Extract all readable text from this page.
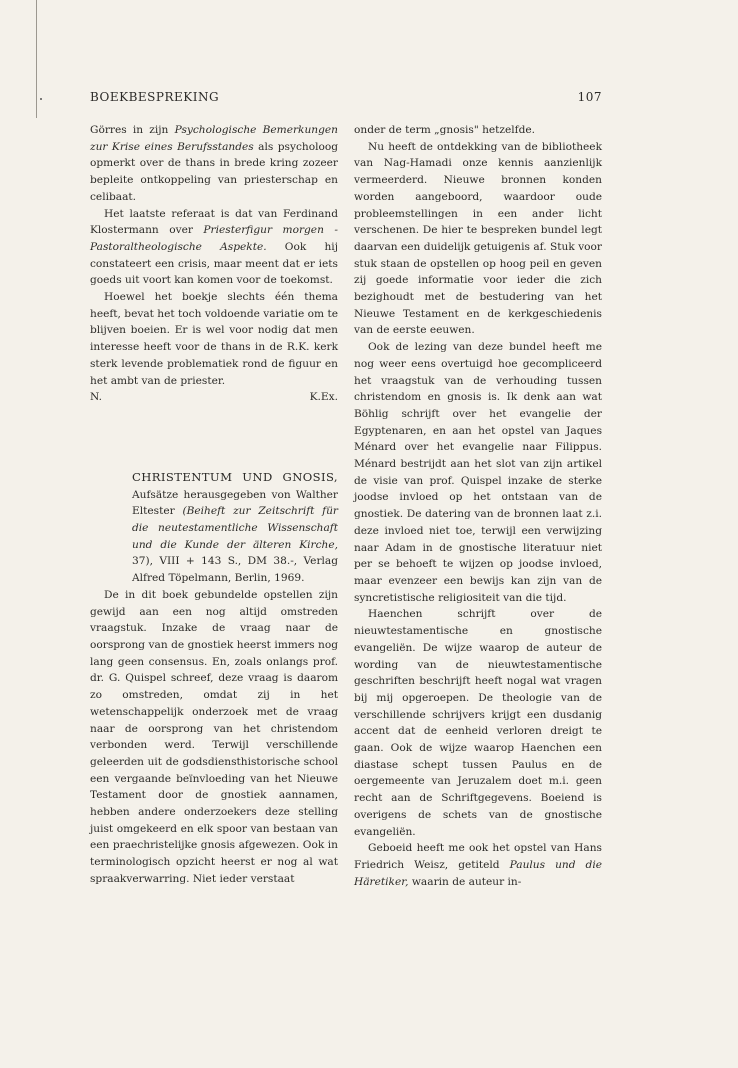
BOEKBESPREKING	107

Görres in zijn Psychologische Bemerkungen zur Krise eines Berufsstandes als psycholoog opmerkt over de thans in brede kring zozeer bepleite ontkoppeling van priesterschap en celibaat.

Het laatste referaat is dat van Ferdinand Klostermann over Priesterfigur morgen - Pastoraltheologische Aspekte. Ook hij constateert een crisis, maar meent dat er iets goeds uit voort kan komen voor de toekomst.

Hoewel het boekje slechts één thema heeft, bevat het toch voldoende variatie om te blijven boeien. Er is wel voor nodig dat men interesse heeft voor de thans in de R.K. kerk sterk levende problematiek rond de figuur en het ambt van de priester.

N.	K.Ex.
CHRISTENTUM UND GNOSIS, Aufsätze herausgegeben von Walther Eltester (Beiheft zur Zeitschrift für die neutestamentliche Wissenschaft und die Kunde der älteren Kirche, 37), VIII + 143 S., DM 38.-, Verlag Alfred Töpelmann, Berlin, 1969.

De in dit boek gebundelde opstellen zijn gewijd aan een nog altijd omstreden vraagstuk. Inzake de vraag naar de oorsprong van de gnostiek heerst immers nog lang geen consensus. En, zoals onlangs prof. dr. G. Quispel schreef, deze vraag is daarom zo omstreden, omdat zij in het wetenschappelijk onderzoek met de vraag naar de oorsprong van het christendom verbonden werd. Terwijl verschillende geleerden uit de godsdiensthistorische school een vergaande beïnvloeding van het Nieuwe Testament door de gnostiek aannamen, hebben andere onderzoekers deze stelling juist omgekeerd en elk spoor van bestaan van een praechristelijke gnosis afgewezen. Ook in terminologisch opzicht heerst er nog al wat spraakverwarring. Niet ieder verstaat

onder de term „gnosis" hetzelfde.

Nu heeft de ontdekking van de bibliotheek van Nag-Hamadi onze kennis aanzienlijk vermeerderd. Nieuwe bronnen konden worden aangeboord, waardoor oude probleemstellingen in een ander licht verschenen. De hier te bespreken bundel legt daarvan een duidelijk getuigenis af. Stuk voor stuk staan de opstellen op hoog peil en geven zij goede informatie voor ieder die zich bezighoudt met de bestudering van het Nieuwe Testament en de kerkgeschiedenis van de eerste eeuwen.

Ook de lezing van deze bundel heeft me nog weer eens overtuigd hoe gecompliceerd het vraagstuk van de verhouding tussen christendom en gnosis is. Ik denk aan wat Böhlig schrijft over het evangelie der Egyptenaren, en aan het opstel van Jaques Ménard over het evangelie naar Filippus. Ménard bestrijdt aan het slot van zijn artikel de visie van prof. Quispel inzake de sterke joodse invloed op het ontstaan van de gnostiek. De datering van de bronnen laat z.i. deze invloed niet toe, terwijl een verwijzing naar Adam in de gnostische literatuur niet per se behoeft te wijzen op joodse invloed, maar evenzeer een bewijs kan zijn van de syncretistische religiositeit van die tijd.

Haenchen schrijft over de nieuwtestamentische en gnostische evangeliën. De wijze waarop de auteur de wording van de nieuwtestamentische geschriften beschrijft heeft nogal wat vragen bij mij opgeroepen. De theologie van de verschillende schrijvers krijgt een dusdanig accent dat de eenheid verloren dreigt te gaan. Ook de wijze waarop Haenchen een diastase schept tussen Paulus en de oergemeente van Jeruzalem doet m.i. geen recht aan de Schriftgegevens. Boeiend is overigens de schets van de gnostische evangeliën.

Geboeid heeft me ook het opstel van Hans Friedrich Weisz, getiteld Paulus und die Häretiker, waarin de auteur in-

== == ==

Nothing in the entries should change as you copy them, except that the pictures are left out.

_SOLVED PROBLEM_:
Extract all readable text from this page.
BOEKBESPREKING	107

Görres in zijn Psychologische Bemerkungen zur Krise eines Berufsstandes als psycholoog opmerkt over de thans in brede kring zozeer bepleite ontkoppeling van priesterschap en celibaat.

Het laatste referaat is dat van Ferdinand Klostermann over Priesterfigur morgen - Pastoraltheologische Aspekte. Ook hij constateert een crisis, maar meent dat er iets goeds uit voort kan komen voor de toekomst.

Hoewel het boekje slechts één thema heeft, bevat het toch voldoende variatie om te blijven boeien. Er is wel voor nodig dat men interesse heeft voor de thans in de R.K. kerk sterk levende problematiek rond de figuur en het ambt van de priester.

N.	K.Ex.
CHRISTENTUM UND GNOSIS, Aufsätze herausgegeben von Walther Eltester (Beiheft zur Zeitschrift für die neutestamentliche Wissenschaft und die Kunde der älteren Kirche, 37), VIII + 143 S., DM 38.-, Verlag Alfred Töpelmann, Berlin, 1969.

De in dit boek gebundelde opstellen zijn gewijd aan een nog altijd omstreden vraagstuk. Inzake de vraag naar de oorsprong van de gnostiek heerst immers nog lang geen consensus. En, zoals onlangs prof. dr. G. Quispel schreef, deze vraag is daarom zo omstreden, omdat zij in het wetenschappelijk onderzoek met de vraag naar de oorsprong van het christendom verbonden werd. Terwijl verschillende geleerden uit de godsdiensthistorische school een vergaande beïnvloeding van het Nieuwe Testament door de gnostiek aannamen, hebben andere onderzoekers deze stelling juist omgekeerd en elk spoor van bestaan van een praechristelijke gnosis afgewezen. Ook in terminologisch opzicht heerst er nog al wat spraakverwarring. Niet ieder verstaat

onder de term „gnosis" hetzelfde.

Nu heeft de ontdekking van de bibliotheek van Nag-Hamadi onze kennis aanzienlijk vermeerderd. Nieuwe bronnen konden worden aangeboord, waardoor oude probleemstellingen in een ander licht verschenen. De hier te bespreken bundel legt daarvan een duidelijk getuigenis af. Stuk voor stuk staan de opstellen op hoog peil en geven zij goede informatie voor ieder die zich bezighoudt met de bestudering van het Nieuwe Testament en de kerkgeschiedenis van de eerste eeuwen.

Ook de lezing van deze bundel heeft me nog weer eens overtuigd hoe gecompliceerd het vraagstuk van de verhouding tussen christendom en gnosis is. Ik denk aan wat Böhlig schrijft over het evangelie der Egyptenaren, en aan het opstel van Jaques Ménard over het evangelie naar Filippus. Ménard bestrijdt aan het slot van zijn artikel de visie van prof. Quispel inzake de sterke joodse invloed op het ontstaan van de gnostiek. De datering van de bronnen laat z.i. deze invloed niet toe, terwijl een verwijzing naar Adam in de gnostische literatuur niet per se behoeft te wijzen op joodse invloed, maar evenzeer een bewijs kan zijn van de syncretistische religiositeit van die tijd.

Haenchen schrijft over de nieuwtestamentische en gnostische evangeliën. De wijze waarop de auteur de wording van de nieuwtestamentische geschriften beschrijft heeft nogal wat vragen bij mij opgeroepen. De theologie van de verschillende schrijvers krijgt een dusdanig accent dat de eenheid verloren dreigt te gaan. Ook de wijze waarop Haenchen een diastase schept tussen Paulus en de oergemeente van Jeruzalem doet m.i. geen recht aan de Schriftgegevens. Boeiend is overigens de schets van de gnostische evangeliën.

Geboeid heeft me ook het opstel van Hans Friedrich Weisz, getiteld Paulus und die Häretiker, waarin de auteur in-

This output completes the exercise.